● EXERCISE:
Type every record exactly as it appears.

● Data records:
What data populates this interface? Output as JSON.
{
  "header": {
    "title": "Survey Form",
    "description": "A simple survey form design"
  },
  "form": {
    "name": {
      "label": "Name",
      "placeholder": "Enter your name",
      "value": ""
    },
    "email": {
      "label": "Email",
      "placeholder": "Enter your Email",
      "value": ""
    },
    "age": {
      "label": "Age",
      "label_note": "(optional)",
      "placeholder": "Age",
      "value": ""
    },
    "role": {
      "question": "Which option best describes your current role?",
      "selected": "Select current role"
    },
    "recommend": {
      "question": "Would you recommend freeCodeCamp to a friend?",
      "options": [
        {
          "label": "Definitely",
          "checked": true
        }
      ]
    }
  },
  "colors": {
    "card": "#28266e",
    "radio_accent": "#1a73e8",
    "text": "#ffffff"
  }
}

● SOLUTION:
What data populates this interface? Output as JSON.
{
  "header": {
    "title": "Survey Form",
    "description": "A simple survey form design"
  },
  "form": {
    "name": {
      "label": "Name",
      "placeholder": "Enter your name",
      "value": ""
    },
    "email": {
      "label": "Email",
      "placeholder": "Enter your Email",
      "value": ""
    },
    "age": {
      "label": "Age",
      "label_note": "(optional)",
      "placeholder": "Age",
      "value": ""
    },
    "role": {
      "question": "Which option best describes your current role?",
      "selected": "Select current role"
    },
    "recommend": {
      "question": "Would you recommend freeCodeCamp to a friend?",
      "options": [
        {
          "label": "Definitely",
          "checked": true
        }
      ]
    }
  },
  "colors": {
    "card": "#28266e",
    "radio_accent": "#1a73e8",
    "text": "#ffffff"
  }
}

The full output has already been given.